| Work required |
Write out each line of the listing as it stands, without the images.
────────────────────────────────────────
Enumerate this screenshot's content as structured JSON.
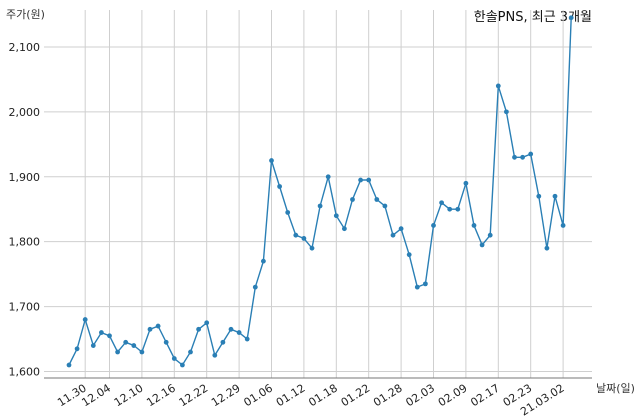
{
  "chart_data": {
    "type": "line",
    "title": "한솔PNS, 최근 3개월",
    "ylabel": "주가(원)",
    "xlabel": "날짜(일)",
    "ylim": [
      1590,
      2160
    ],
    "yticks": [
      1600,
      1700,
      1800,
      1900,
      2000,
      2100
    ],
    "ytick_labels": [
      "1,600",
      "1,700",
      "1,800",
      "1,900",
      "2,000",
      "2,100"
    ],
    "xtick_labels": [
      "11.30",
      "12.04",
      "12.10",
      "12.16",
      "12.22",
      "12.29",
      "01.06",
      "01.12",
      "01.18",
      "01.22",
      "01.28",
      "02.03",
      "02.09",
      "02.17",
      "02.23",
      "21.03.02"
    ],
    "xtick_indices": [
      2,
      5,
      9,
      13,
      17,
      21,
      25,
      29,
      33,
      37,
      41,
      45,
      49,
      53,
      57,
      61
    ],
    "grid": true,
    "series": [
      {
        "color": "#2a7fb5",
        "values": [
          1610,
          1635,
          1680,
          1640,
          1660,
          1655,
          1630,
          1645,
          1640,
          1630,
          1665,
          1670,
          1645,
          1620,
          1610,
          1630,
          1665,
          1675,
          1625,
          1645,
          1665,
          1660,
          1650,
          1730,
          1770,
          1925,
          1885,
          1845,
          1810,
          1805,
          1790,
          1855,
          1900,
          1840,
          1820,
          1865,
          1895,
          1895,
          1865,
          1855,
          1810,
          1820,
          1780,
          1730,
          1735,
          1825,
          1860,
          1850,
          1850,
          1890,
          1825,
          1795,
          1810,
          2040,
          2000,
          1930,
          1930,
          1935,
          1870,
          1790,
          1870,
          1825,
          2145
        ]
      }
    ]
  }
}
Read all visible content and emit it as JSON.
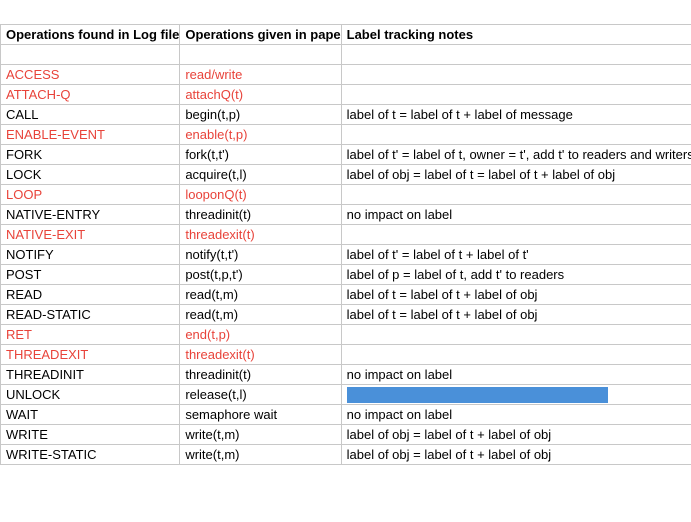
{
  "headers": [
    "Operations found in Log file",
    "Operations given in pape",
    "Label tracking notes"
  ],
  "colors": {
    "highlight_text": "#e8433a",
    "selected_fill": "#4a90d9",
    "grid": "#c8c8c8"
  },
  "rows": [
    {
      "op": "",
      "paper": "",
      "note": "",
      "red": false
    },
    {
      "op": "ACCESS",
      "paper": "read/write",
      "note": "",
      "red": true
    },
    {
      "op": "ATTACH-Q",
      "paper": "attachQ(t)",
      "note": "",
      "red": true
    },
    {
      "op": "CALL",
      "paper": "begin(t,p)",
      "note": "label of t = label of t + label of message",
      "red": false
    },
    {
      "op": "ENABLE-EVENT",
      "paper": "enable(t,p)",
      "note": "",
      "red": true
    },
    {
      "op": "FORK",
      "paper": "fork(t,t')",
      "note": "label of t' = label of t, owner = t', add t' to readers and writers",
      "red": false
    },
    {
      "op": "LOCK",
      "paper": "acquire(t,l)",
      "note": "label of obj = label of t = label of t + label of obj",
      "red": false
    },
    {
      "op": "LOOP",
      "paper": "looponQ(t)",
      "note": "",
      "red": true
    },
    {
      "op": "NATIVE-ENTRY",
      "paper": "threadinit(t)",
      "note": "no impact on label",
      "red": false
    },
    {
      "op": "NATIVE-EXIT",
      "paper": "threadexit(t)",
      "note": "",
      "red": true
    },
    {
      "op": "NOTIFY",
      "paper": "notify(t,t')",
      "note": "label of t' = label of t + label of t'",
      "red": false
    },
    {
      "op": "POST",
      "paper": "post(t,p,t')",
      "note": "label of p = label of t, add t' to readers",
      "red": false
    },
    {
      "op": "READ",
      "paper": "read(t,m)",
      "note": "label of t = label of t + label of obj",
      "red": false
    },
    {
      "op": "READ-STATIC",
      "paper": "read(t,m)",
      "note": "label of t = label of t + label of obj",
      "red": false
    },
    {
      "op": "RET",
      "paper": "end(t,p)",
      "note": "",
      "red": true
    },
    {
      "op": "THREADEXIT",
      "paper": "threadexit(t)",
      "note": "",
      "red": true
    },
    {
      "op": "THREADINIT",
      "paper": "threadinit(t)",
      "note": "no impact on label",
      "red": false
    },
    {
      "op": "UNLOCK",
      "paper": "release(t,l)",
      "note": "",
      "red": false,
      "selected": true
    },
    {
      "op": "WAIT",
      "paper": "semaphore wait",
      "note": "no impact on label",
      "red": false
    },
    {
      "op": "WRITE",
      "paper": "write(t,m)",
      "note": "label of obj = label of t + label of obj",
      "red": false
    },
    {
      "op": "WRITE-STATIC",
      "paper": "write(t,m)",
      "note": "label of obj = label of t + label of obj",
      "red": false
    }
  ]
}
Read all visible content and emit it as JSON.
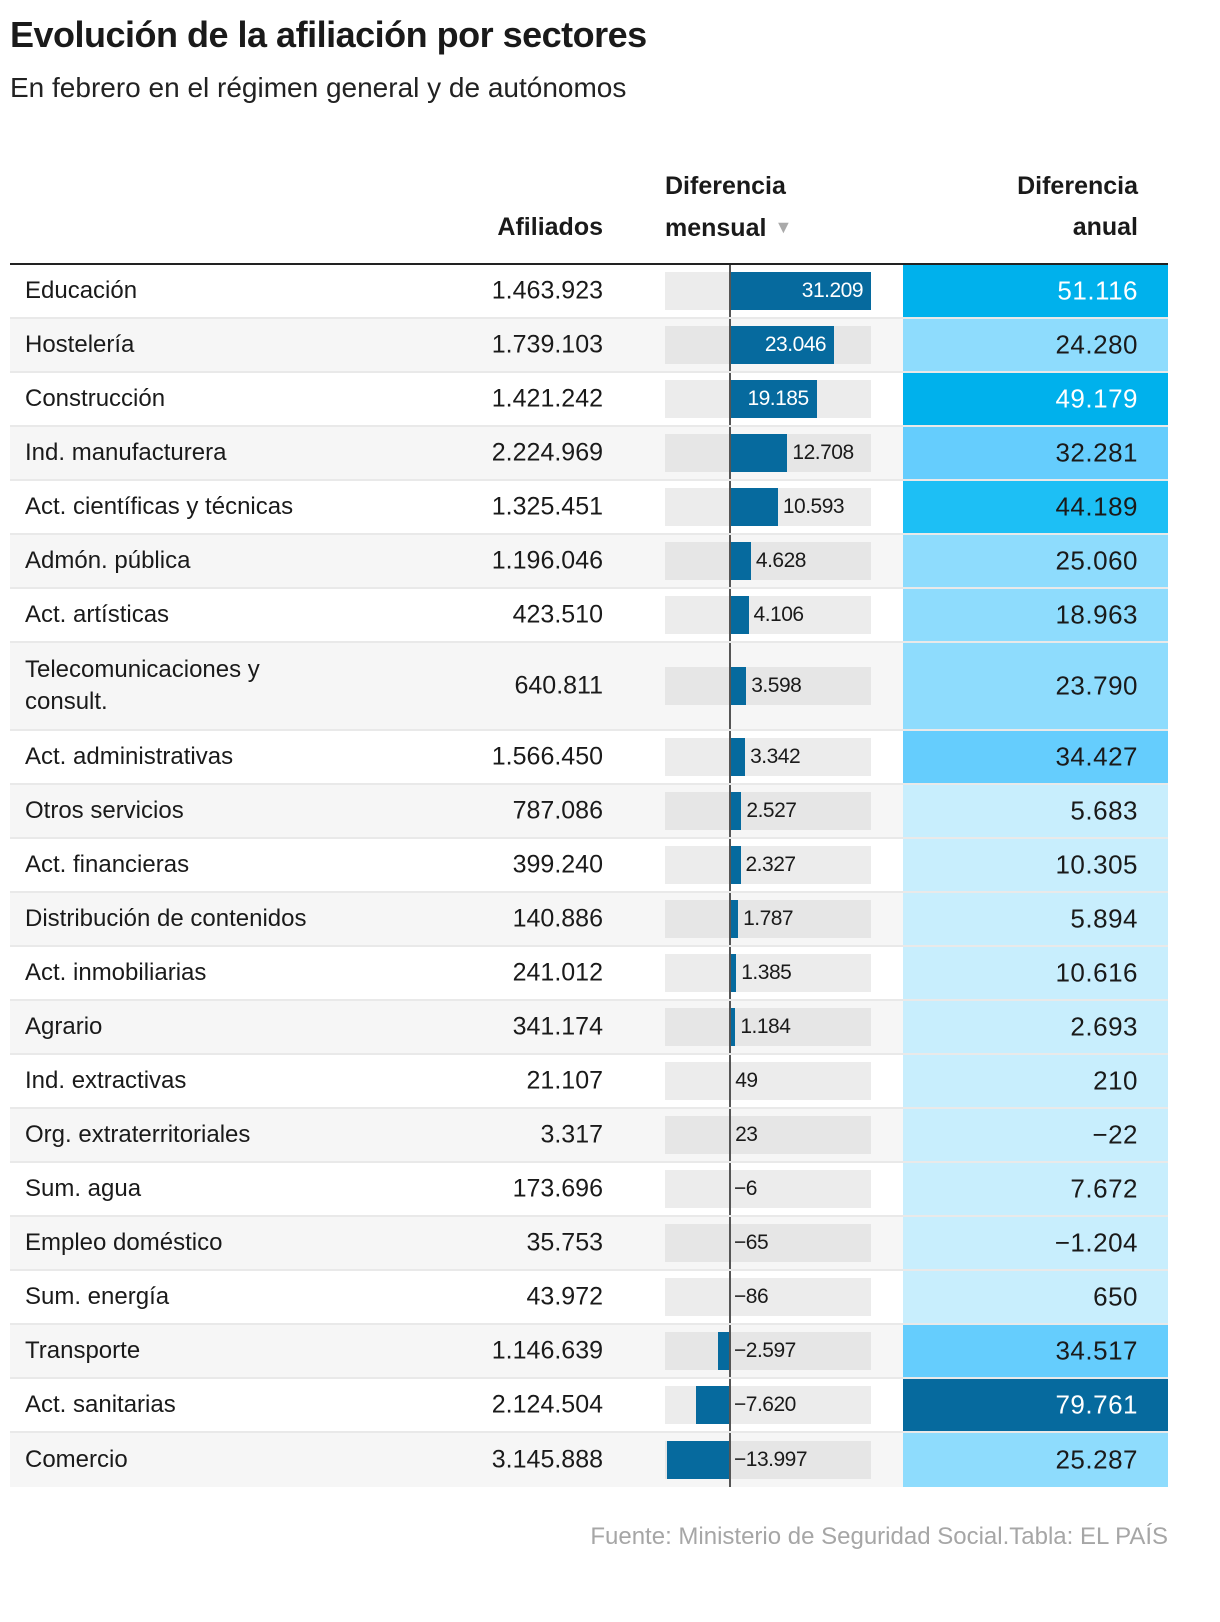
────────────────────────────────────────
| Correct result |
Enumerate this screenshot's content as structured JSON.
{
  "chart_data": {
    "type": "line",
    "title": "한솔PNS, 최근 3개월",
    "ylabel": "주가(원)",
    "xlabel": "날짜(일)",
    "ylim": [
      1590,
      2160
    ],
    "yticks": [
      1600,
      1700,
      1800,
      1900,
      2000,
      2100
    ],
    "ytick_labels": [
      "1,600",
      "1,700",
      "1,800",
      "1,900",
      "2,000",
      "2,100"
    ],
    "xtick_labels": [
      "11.30",
      "12.04",
      "12.10",
      "12.16",
      "12.22",
      "12.29",
      "01.06",
      "01.12",
      "01.18",
      "01.22",
      "01.28",
      "02.03",
      "02.09",
      "02.17",
      "02.23",
      "21.03.02"
    ],
    "xtick_indices": [
      2,
      5,
      9,
      13,
      17,
      21,
      25,
      29,
      33,
      37,
      41,
      45,
      49,
      53,
      57,
      61
    ],
    "grid": true,
    "series": [
      {
        "color": "#2a7fb5",
        "values": [
          1610,
          1635,
          1680,
          1640,
          1660,
          1655,
          1630,
          1645,
          1640,
          1630,
          1665,
          1670,
          1645,
          1620,
          1610,
          1630,
          1665,
          1675,
          1625,
          1645,
          1665,
          1660,
          1650,
          1730,
          1770,
          1925,
          1885,
          1845,
          1810,
          1805,
          1790,
          1855,
          1900,
          1840,
          1820,
          1865,
          1895,
          1895,
          1865,
          1855,
          1810,
          1820,
          1780,
          1730,
          1735,
          1825,
          1860,
          1850,
          1850,
          1890,
          1825,
          1795,
          1810,
          2040,
          2000,
          1930,
          1930,
          1935,
          1870,
          1790,
          1870,
          1825,
          2145
        ]
      }
    ]
  }
}
Read all visible content and emit it as JSON.
{
  "headers": [
    "Operations found in Log file",
    "Operations given in pape",
    "Label tracking notes"
  ],
  "colors": {
    "highlight_text": "#e8433a",
    "selected_fill": "#4a90d9",
    "grid": "#c8c8c8"
  },
  "rows": [
    {
      "op": "",
      "paper": "",
      "note": "",
      "red": false
    },
    {
      "op": "ACCESS",
      "paper": "read/write",
      "note": "",
      "red": true
    },
    {
      "op": "ATTACH-Q",
      "paper": "attachQ(t)",
      "note": "",
      "red": true
    },
    {
      "op": "CALL",
      "paper": "begin(t,p)",
      "note": "label of t = label of t + label of message",
      "red": false
    },
    {
      "op": "ENABLE-EVENT",
      "paper": "enable(t,p)",
      "note": "",
      "red": true
    },
    {
      "op": "FORK",
      "paper": "fork(t,t')",
      "note": "label of t' = label of t, owner = t', add t' to readers and writers",
      "red": false
    },
    {
      "op": "LOCK",
      "paper": "acquire(t,l)",
      "note": "label of obj = label of t = label of t + label of obj",
      "red": false
    },
    {
      "op": "LOOP",
      "paper": "looponQ(t)",
      "note": "",
      "red": true
    },
    {
      "op": "NATIVE-ENTRY",
      "paper": "threadinit(t)",
      "note": "no impact on label",
      "red": false
    },
    {
      "op": "NATIVE-EXIT",
      "paper": "threadexit(t)",
      "note": "",
      "red": true
    },
    {
      "op": "NOTIFY",
      "paper": "notify(t,t')",
      "note": "label of t' = label of t + label of t'",
      "red": false
    },
    {
      "op": "POST",
      "paper": "post(t,p,t')",
      "note": "label of p = label of t, add t' to readers",
      "red": false
    },
    {
      "op": "READ",
      "paper": "read(t,m)",
      "note": "label of t = label of t + label of obj",
      "red": false
    },
    {
      "op": "READ-STATIC",
      "paper": "read(t,m)",
      "note": "label of t = label of t + label of obj",
      "red": false
    },
    {
      "op": "RET",
      "paper": "end(t,p)",
      "note": "",
      "red": true
    },
    {
      "op": "THREADEXIT",
      "paper": "threadexit(t)",
      "note": "",
      "red": true
    },
    {
      "op": "THREADINIT",
      "paper": "threadinit(t)",
      "note": "no impact on label",
      "red": false
    },
    {
      "op": "UNLOCK",
      "paper": "release(t,l)",
      "note": "",
      "red": false,
      "selected": true
    },
    {
      "op": "WAIT",
      "paper": "semaphore wait",
      "note": "no impact on label",
      "red": false
    },
    {
      "op": "WRITE",
      "paper": "write(t,m)",
      "note": "label of obj = label of t + label of obj",
      "red": false
    },
    {
      "op": "WRITE-STATIC",
      "paper": "write(t,m)",
      "note": "label of obj = label of t + label of obj",
      "red": false
    }
  ]
}
Read all visible content and emit it as JSON.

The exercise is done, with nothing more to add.